4] achieved the highest accuracy of 96% for binary class classification using VGG-19 via transfer learning; this is 3.4% lower than ours. Furthermore, the model’s precision, recall, and F1 score are 4%, 5%, and 4%, respectively, which are all lower than our proposed model. Our proposed model achieved the highest accuracy of 99.4%, which is higher than all existing models. Furthermore, the precision, recall, and F1 score of our model are 0.99, 1.00, and 0.99, which are also higher than all existing models. From this investigation and comparison, we can clearly see that our proposed model outperforms all the existing models in the literature so far based on various evaluation metrics. The robustness and high performance of the proposed model are achieved due to the techniques we have developed and implemented for classifying osteosarcoma malignancy. Initially, normalization techniques were performed in the preprocessing step to enable our model to learn faster during the training phase with a zero-centered Gaussian distribution of data. We have also explored various CNN models and ML classifiers to select the best feature extractor and classifier by conducting huge experiments on the dataset. A total of 25 different combinations of CNN models and ML classifiers were evaluated with different parameter settings to determine the best integration (as shown in
Table 2). Furthermore, an optimizer analysis was conducted for the MLP classifier to ensure better optimization by selecting the most suitable optimizer for classifying osteosarcoma that demonstrates improved convergence time and loss. In addition to the above techniques, we have investigated various feature selection techniques where DT-based RFE is selected based on performance. We also analyzed the impact of RFE’s criterion concerning time and the number of selected features, aiming for enhanced performance as well as reduced computational cost. Moreover, the integration of CNN and ML with feature selectors leverages the advantages of each approach. This integration makes our proposed model more robust and outperforms all the existing state-of-the-art models to classify osteosarcoma on this dataset.
_ _ _ _ _
Which feature selection technique does the osteosarcoma classification excerpt say was selected based on performance? Please answer briefly.

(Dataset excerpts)
_ _ _ _ _
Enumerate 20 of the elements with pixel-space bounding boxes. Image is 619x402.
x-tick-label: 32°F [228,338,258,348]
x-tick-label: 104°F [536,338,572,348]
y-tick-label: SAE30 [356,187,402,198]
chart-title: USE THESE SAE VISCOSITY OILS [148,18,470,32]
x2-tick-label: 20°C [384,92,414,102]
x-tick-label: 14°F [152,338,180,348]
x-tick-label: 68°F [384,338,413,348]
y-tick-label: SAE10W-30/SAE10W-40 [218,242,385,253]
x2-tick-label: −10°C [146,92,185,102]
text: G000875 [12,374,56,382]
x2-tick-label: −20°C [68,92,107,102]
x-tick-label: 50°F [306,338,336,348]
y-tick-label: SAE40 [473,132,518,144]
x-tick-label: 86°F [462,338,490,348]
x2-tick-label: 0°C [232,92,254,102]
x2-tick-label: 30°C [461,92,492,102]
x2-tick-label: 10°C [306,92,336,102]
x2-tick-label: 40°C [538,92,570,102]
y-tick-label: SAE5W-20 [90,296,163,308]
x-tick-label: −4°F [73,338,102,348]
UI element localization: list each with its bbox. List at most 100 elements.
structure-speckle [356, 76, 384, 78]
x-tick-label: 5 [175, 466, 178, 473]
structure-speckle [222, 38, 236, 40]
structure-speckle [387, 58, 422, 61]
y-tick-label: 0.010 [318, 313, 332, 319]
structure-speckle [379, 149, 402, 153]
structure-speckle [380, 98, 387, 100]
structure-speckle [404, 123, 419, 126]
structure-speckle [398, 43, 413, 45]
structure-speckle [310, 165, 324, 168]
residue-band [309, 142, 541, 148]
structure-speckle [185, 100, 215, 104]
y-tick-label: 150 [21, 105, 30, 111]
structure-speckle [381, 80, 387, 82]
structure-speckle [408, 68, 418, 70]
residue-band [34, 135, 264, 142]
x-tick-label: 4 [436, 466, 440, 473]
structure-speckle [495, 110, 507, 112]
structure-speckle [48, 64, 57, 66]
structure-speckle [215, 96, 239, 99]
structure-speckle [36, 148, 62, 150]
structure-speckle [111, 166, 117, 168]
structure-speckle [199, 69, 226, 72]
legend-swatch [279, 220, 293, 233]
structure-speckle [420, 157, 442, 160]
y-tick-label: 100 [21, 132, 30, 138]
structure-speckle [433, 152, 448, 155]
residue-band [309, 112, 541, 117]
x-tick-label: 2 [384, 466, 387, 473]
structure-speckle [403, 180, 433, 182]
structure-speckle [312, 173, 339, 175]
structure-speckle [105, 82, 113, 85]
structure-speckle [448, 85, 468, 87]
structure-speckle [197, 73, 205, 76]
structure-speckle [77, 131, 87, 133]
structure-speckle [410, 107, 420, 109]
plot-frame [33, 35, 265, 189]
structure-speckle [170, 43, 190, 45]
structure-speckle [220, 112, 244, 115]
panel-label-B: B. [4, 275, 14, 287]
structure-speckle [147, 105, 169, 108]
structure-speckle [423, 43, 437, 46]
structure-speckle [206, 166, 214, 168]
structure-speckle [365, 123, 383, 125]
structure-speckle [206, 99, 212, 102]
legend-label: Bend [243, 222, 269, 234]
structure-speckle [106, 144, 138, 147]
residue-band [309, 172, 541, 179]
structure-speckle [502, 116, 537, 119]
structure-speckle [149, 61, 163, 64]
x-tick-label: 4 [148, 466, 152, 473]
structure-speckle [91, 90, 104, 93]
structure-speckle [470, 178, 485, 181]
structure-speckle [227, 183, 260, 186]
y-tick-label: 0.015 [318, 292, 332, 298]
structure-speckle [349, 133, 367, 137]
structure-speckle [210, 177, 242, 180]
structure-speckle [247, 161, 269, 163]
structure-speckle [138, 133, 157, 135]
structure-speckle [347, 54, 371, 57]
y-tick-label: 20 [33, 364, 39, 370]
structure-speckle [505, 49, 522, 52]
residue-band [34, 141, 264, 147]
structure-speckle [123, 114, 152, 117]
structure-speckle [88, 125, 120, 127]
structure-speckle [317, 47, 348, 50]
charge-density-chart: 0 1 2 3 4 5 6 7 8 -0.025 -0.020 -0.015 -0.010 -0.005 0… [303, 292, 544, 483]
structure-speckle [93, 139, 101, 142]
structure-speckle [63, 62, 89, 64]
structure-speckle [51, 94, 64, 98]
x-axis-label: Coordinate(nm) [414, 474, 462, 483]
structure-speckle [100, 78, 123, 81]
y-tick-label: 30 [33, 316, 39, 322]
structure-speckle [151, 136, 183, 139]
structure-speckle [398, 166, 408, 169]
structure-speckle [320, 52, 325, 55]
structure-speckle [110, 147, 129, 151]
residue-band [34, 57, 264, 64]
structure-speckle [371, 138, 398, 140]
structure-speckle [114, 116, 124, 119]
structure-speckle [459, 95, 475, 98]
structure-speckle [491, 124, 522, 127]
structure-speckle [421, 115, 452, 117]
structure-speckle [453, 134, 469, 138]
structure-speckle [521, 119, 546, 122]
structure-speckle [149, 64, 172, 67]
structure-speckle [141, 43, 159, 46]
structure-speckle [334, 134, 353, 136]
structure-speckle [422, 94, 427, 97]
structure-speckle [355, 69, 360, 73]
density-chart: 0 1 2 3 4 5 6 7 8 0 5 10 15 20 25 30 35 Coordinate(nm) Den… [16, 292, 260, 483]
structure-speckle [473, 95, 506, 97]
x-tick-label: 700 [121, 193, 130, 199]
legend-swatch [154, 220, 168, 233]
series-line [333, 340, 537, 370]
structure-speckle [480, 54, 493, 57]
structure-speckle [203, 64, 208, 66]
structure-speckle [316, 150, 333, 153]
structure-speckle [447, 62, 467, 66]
_ _ _ _ _
* Result below *
DT-based RFE.